Given entries =
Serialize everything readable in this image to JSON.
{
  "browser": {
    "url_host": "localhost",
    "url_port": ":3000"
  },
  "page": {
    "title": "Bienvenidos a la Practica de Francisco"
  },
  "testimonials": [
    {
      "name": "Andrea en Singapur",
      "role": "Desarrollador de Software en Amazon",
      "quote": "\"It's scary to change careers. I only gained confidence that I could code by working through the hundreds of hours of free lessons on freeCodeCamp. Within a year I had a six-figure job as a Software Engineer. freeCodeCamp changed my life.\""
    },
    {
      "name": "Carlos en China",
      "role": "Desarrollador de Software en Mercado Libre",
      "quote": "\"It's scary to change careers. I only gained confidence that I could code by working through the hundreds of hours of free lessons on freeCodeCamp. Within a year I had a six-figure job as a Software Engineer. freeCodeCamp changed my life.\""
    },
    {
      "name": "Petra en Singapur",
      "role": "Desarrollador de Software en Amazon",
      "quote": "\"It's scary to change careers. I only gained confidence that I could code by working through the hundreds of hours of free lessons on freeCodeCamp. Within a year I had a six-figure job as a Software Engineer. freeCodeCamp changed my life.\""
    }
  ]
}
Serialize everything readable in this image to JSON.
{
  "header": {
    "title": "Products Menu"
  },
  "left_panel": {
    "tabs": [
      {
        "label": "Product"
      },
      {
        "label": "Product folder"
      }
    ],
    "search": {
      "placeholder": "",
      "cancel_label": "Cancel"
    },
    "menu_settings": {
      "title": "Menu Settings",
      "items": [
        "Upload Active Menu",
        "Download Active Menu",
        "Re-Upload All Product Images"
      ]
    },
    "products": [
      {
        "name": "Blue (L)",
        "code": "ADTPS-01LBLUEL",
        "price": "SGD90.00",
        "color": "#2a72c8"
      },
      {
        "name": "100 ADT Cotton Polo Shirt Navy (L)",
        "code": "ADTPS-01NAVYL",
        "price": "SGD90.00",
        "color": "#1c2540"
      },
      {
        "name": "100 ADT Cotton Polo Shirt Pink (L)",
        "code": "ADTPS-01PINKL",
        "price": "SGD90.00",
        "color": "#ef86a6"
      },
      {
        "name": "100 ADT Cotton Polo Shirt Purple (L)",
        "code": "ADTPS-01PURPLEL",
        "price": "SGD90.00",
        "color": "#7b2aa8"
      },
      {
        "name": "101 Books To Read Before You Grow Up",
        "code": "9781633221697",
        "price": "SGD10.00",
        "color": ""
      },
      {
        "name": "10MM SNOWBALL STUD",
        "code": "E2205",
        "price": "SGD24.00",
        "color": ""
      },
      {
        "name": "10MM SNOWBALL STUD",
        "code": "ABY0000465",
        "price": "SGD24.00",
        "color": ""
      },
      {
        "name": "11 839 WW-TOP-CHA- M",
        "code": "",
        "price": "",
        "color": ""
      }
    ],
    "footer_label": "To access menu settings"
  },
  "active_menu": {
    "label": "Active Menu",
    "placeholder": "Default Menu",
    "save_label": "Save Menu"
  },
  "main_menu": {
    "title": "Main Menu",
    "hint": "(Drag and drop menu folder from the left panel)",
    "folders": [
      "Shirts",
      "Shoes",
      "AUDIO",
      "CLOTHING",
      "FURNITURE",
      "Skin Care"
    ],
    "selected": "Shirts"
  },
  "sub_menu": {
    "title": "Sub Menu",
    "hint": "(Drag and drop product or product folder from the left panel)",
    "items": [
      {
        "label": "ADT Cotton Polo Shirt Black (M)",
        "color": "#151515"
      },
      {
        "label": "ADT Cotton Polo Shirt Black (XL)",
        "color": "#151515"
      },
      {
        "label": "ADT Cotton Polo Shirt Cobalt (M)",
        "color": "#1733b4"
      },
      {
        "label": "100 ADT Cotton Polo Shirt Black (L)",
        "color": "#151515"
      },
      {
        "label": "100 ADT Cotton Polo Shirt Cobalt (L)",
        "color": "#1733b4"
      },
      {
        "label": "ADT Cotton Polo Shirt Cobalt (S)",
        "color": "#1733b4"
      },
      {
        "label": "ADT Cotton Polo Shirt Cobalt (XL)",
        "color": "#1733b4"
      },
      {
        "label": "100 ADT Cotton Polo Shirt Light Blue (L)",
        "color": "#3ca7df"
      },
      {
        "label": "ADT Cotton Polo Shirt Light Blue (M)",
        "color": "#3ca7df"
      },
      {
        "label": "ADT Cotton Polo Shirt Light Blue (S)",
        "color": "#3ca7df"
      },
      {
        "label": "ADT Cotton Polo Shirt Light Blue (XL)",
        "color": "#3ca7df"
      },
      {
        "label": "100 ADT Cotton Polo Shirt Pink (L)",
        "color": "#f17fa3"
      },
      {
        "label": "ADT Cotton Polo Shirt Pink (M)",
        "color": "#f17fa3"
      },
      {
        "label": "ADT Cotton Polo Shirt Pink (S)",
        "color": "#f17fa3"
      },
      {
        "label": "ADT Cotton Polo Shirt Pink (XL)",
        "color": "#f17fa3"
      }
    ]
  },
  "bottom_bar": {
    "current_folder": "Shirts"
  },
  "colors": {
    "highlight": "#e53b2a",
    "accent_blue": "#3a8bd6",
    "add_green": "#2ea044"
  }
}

Exercise brief =
Check each line above for the string "placeholder", then copy the ones that have it.

Correct result =
      "placeholder": "",
    "placeholder": "Default Menu",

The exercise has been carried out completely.